• The input:
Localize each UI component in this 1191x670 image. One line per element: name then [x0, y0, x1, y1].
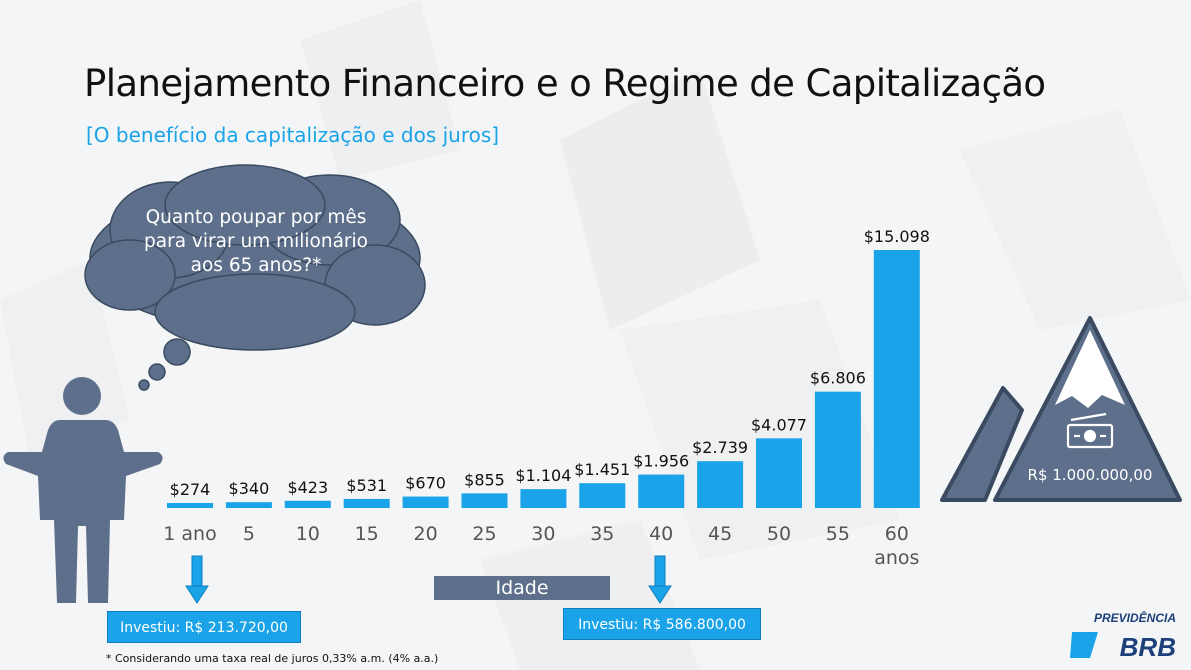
data-label-8: $1.956: [633, 452, 689, 471]
tick-label-7: 35: [590, 523, 614, 545]
tick-label-6: 30: [531, 523, 555, 545]
data-label-0: $274: [170, 480, 211, 499]
data-label-11: $6.806: [810, 369, 866, 388]
bar-3: [343, 498, 390, 508]
mountain-icon: [940, 316, 1182, 502]
bar-0: [167, 503, 213, 508]
data-label-2: $423: [287, 478, 328, 497]
footnote: * Considerando uma taxa real de juros 0,…: [106, 652, 439, 665]
investment-box-left: Investiu: R$ 213.720,00: [107, 611, 301, 643]
data-label-9: $2.739: [692, 438, 748, 457]
logo-top-text: PREVIDÊNCIA: [1094, 610, 1176, 625]
bar-6: [520, 489, 567, 508]
tick-label-0: 1 ano: [163, 523, 216, 545]
tick-label-5: 25: [472, 523, 496, 545]
data-label-5: $855: [464, 470, 505, 489]
data-label-3: $531: [346, 476, 387, 495]
brb-logo: PREVIDÊNCIA BRB: [1070, 610, 1176, 662]
investment-box-right: Investiu: R$ 586.800,00: [563, 608, 761, 640]
page-subtitle: [O benefício da capitalização e dos juro…: [86, 123, 500, 147]
logo-bottom-text: BRB: [1120, 632, 1176, 662]
bar-8: [638, 474, 685, 508]
bar-5: [461, 493, 508, 508]
tick-label-9: 45: [708, 523, 732, 545]
tick-label-3: 15: [355, 523, 379, 545]
data-label-1: $340: [229, 479, 270, 498]
bar-9: [697, 461, 744, 508]
data-label-10: $4.077: [751, 415, 807, 434]
money-icon: [1066, 412, 1114, 449]
data-label-12: $15.098: [864, 227, 930, 246]
mountain-snow: [1055, 330, 1125, 408]
thought-question: Quanto poupar por mês para virar um mili…: [144, 207, 368, 276]
person-icon: [3, 377, 163, 603]
data-label-7: $1.451: [574, 460, 630, 479]
arrow-down-icon-right: [648, 555, 672, 604]
thought-cloud-icon: [84, 164, 426, 391]
tick-label-8: 40: [649, 523, 673, 545]
bar-11: [814, 391, 861, 508]
bar-2: [284, 500, 331, 508]
page-title: Planejamento Financeiro e o Regime de Ca…: [84, 62, 1046, 105]
tick-label-4: 20: [414, 523, 438, 545]
tick-label-10: 50: [767, 523, 791, 545]
bar-12: [873, 250, 920, 508]
bar-10: [756, 438, 802, 508]
data-label-6: $1.104: [515, 466, 571, 485]
bar-4: [402, 496, 449, 508]
bar-1: [225, 502, 272, 508]
x-axis-title: Idade: [434, 576, 610, 600]
tick-label-1: 5: [243, 523, 255, 545]
tick-label-11: 55: [826, 523, 850, 545]
bar-7: [579, 483, 626, 508]
arrow-down-icon-left: [185, 555, 209, 604]
goal-amount: R$ 1.000.000,00: [1027, 466, 1153, 484]
data-label-4: $670: [405, 474, 446, 493]
tick-label-2: 10: [296, 523, 320, 545]
tick-label-12: 60 anos: [874, 523, 919, 569]
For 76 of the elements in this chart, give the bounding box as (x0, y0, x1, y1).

• Problem description: Reproduce every line of the data above word for word, leaving out the picture.

• Answer:
Localize each UI component in this 1191x670 image. One line per element: name then [x0, y0, x1, y1].
data-label-8: $1.956: [633, 452, 689, 471]
tick-label-7: 35: [590, 523, 614, 545]
tick-label-6: 30: [531, 523, 555, 545]
data-label-0: $274: [170, 480, 211, 499]
data-label-11: $6.806: [810, 369, 866, 388]
bar-3: [343, 498, 390, 508]
mountain-icon: [940, 316, 1182, 502]
bar-0: [167, 503, 213, 508]
data-label-2: $423: [287, 478, 328, 497]
footnote: * Considerando uma taxa real de juros 0,…: [106, 652, 439, 665]
investment-box-left: Investiu: R$ 213.720,00: [107, 611, 301, 643]
data-label-9: $2.739: [692, 438, 748, 457]
logo-top-text: PREVIDÊNCIA: [1094, 610, 1176, 625]
bar-6: [520, 489, 567, 508]
tick-label-0: 1 ano: [163, 523, 216, 545]
tick-label-5: 25: [472, 523, 496, 545]
data-label-5: $855: [464, 470, 505, 489]
data-label-3: $531: [346, 476, 387, 495]
brb-logo: PREVIDÊNCIA BRB: [1070, 610, 1176, 662]
investment-box-right: Investiu: R$ 586.800,00: [563, 608, 761, 640]
page-subtitle: [O benefício da capitalização e dos juro…: [86, 123, 500, 147]
logo-bottom-text: BRB: [1120, 632, 1176, 662]
bar-8: [638, 474, 685, 508]
bar-5: [461, 493, 508, 508]
tick-label-9: 45: [708, 523, 732, 545]
tick-label-3: 15: [355, 523, 379, 545]
data-label-1: $340: [229, 479, 270, 498]
bar-9: [697, 461, 744, 508]
data-label-10: $4.077: [751, 415, 807, 434]
money-icon: [1066, 412, 1114, 449]
data-label-12: $15.098: [864, 227, 930, 246]
mountain-snow: [1055, 330, 1125, 408]
thought-question: Quanto poupar por mês para virar um mili…: [144, 207, 368, 276]
person-icon: [3, 377, 163, 603]
data-label-7: $1.451: [574, 460, 630, 479]
arrow-down-icon-right: [648, 555, 672, 604]
thought-cloud-icon: [84, 164, 426, 391]
tick-label-8: 40: [649, 523, 673, 545]
bar-11: [814, 391, 861, 508]
bar-2: [284, 500, 331, 508]
page-title: Planejamento Financeiro e o Regime de Ca…: [84, 62, 1046, 105]
tick-label-4: 20: [414, 523, 438, 545]
tick-label-10: 50: [767, 523, 791, 545]
bar-12: [873, 250, 920, 508]
bar-10: [756, 438, 802, 508]
data-label-6: $1.104: [515, 466, 571, 485]
bar-4: [402, 496, 449, 508]
bar-1: [225, 502, 272, 508]
x-axis-title: Idade: [434, 576, 610, 600]
tick-label-1: 5: [243, 523, 255, 545]
tick-label-11: 55: [826, 523, 850, 545]
bar-7: [579, 483, 626, 508]
arrow-down-icon-left: [185, 555, 209, 604]
goal-amount: R$ 1.000.000,00: [1027, 466, 1153, 484]
data-label-4: $670: [405, 474, 446, 493]
tick-label-2: 10: [296, 523, 320, 545]
tick-label-12: 60 anos: [874, 523, 919, 569]
For 76 of the elements in this chart, give the bounding box as (x0, y0, x1, y1).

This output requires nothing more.